Das Material:
^^^^^^^^
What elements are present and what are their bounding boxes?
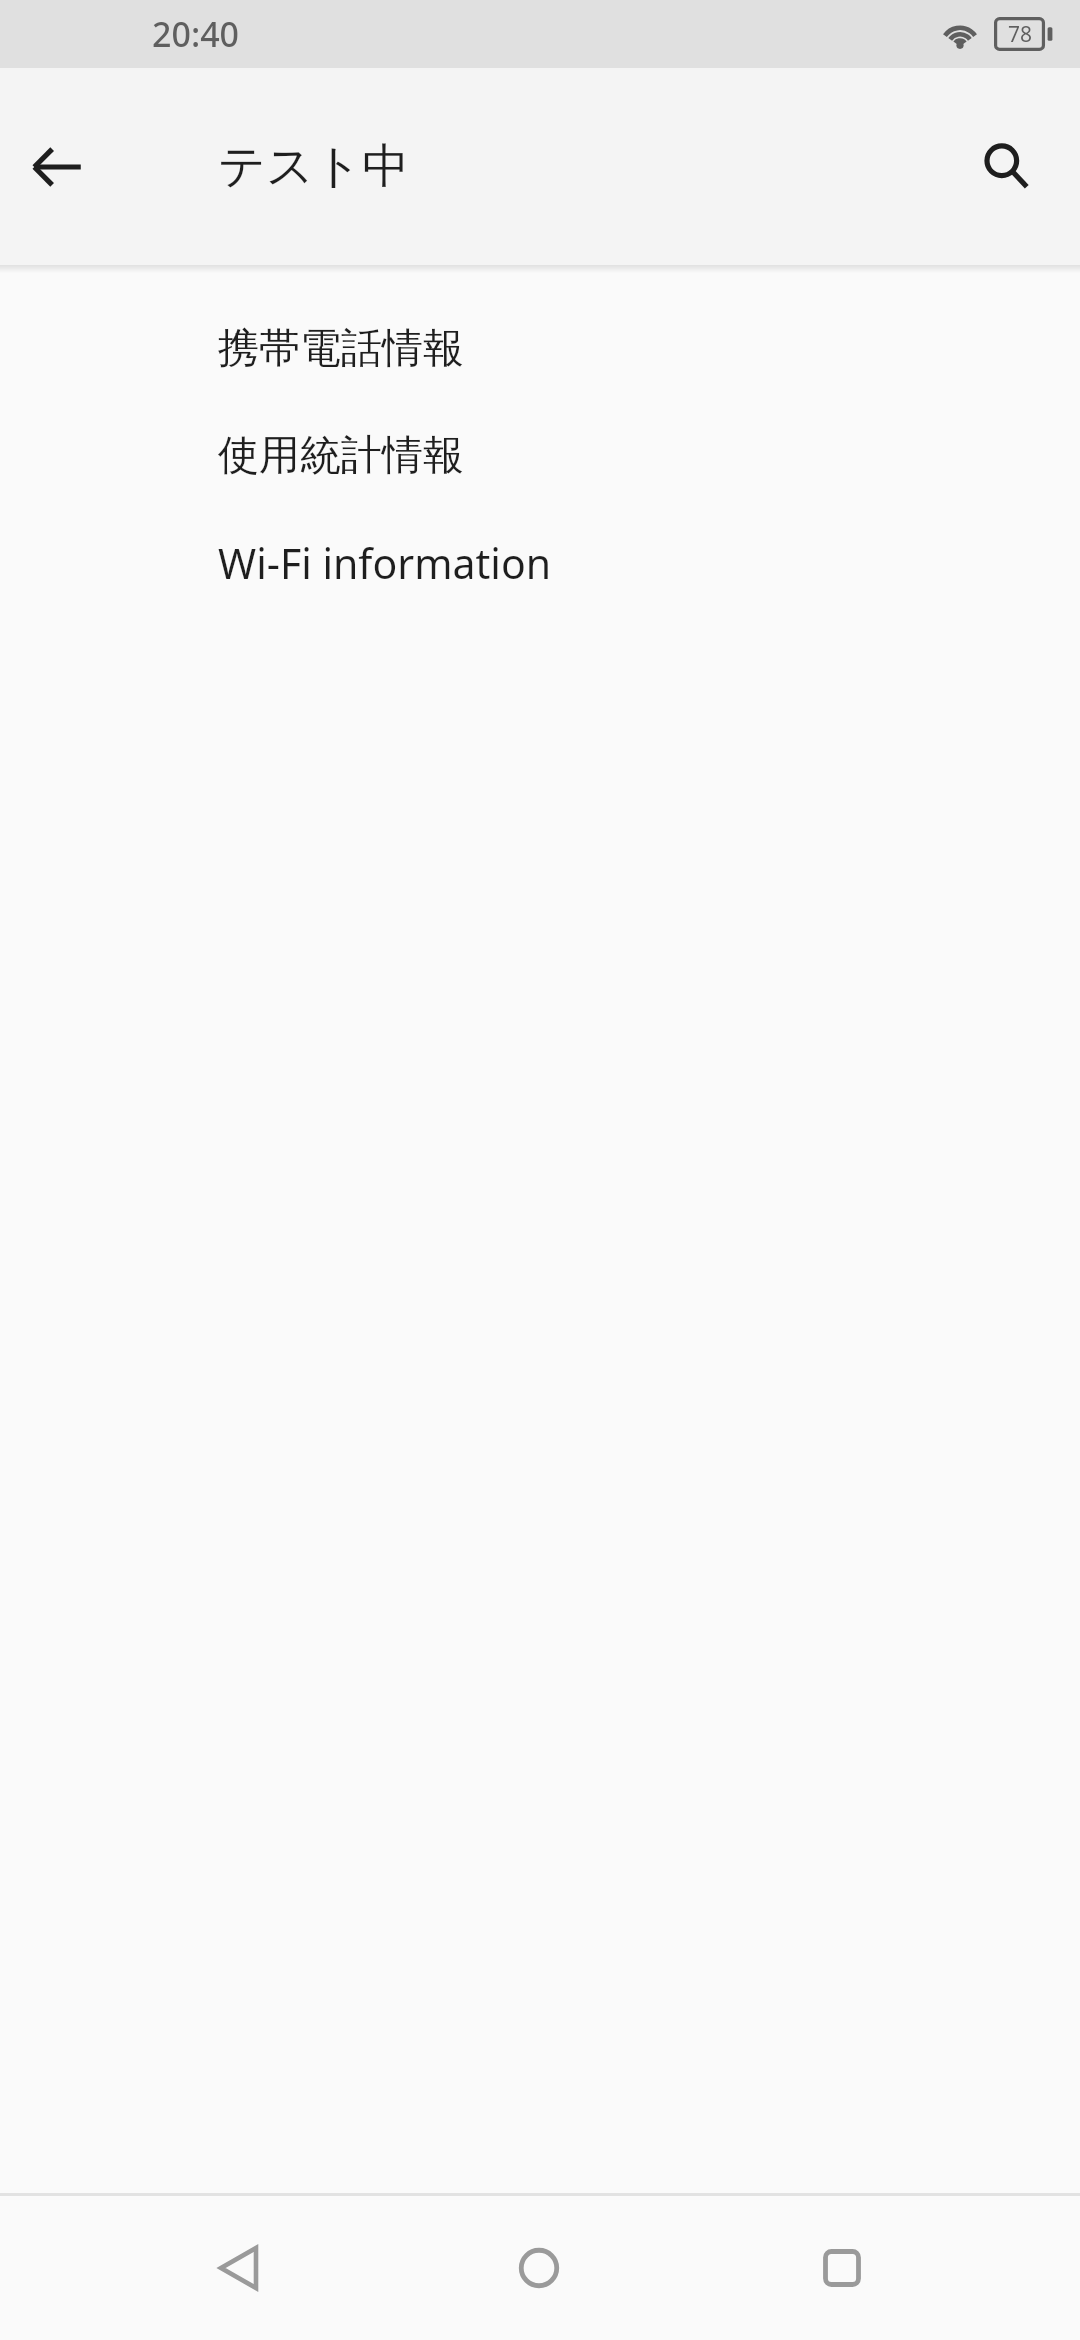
button[interactable]: Back [11,121,103,213]
button[interactable]: 使用統計情報 [0,402,1080,509]
staticText: 20:40 [152,11,240,57]
staticText: 78 [1008,20,1033,49]
button[interactable]: Home [474,2196,604,2340]
staticText: Wi-Fi information [218,535,552,591]
staticText: 使用統計情報 [218,430,464,482]
button[interactable]: Search [961,121,1053,213]
button[interactable]: Back [172,2196,302,2340]
button[interactable]: Recents [777,2196,907,2340]
staticText: 携帯電話情報 [218,323,464,375]
staticText: テスト中 [218,137,410,196]
button[interactable]: Wi-Fi information [0,509,1080,616]
button[interactable]: 携帯電話情報 [0,295,1080,402]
^^^^^^^^
Zur Aufgabe: Gib die Zeilen von der Zeile mit „button[interactable]: Back [11,121,103,213]“ bis zur Zeile mit „button[interactable]: Wi-Fi information“ erneut aus und ersetze darin „Search“ durch „Suche“, ohne sonst etwas zu ändern.

Ergebnis:
button[interactable]: Back [11,121,103,213]
button[interactable]: 使用統計情報 [0,402,1080,509]
staticText: 20:40 [152,11,240,57]
staticText: 78 [1008,20,1033,49]
button[interactable]: Home [474,2196,604,2340]
staticText: Wi-Fi information [218,535,552,591]
staticText: 使用統計情報 [218,430,464,482]
button[interactable]: Suche [961,121,1053,213]
button[interactable]: Back [172,2196,302,2340]
button[interactable]: Recents [777,2196,907,2340]
staticText: 携帯電話情報 [218,323,464,375]
staticText: テスト中 [218,137,410,196]
button[interactable]: Wi-Fi information [0,509,1080,616]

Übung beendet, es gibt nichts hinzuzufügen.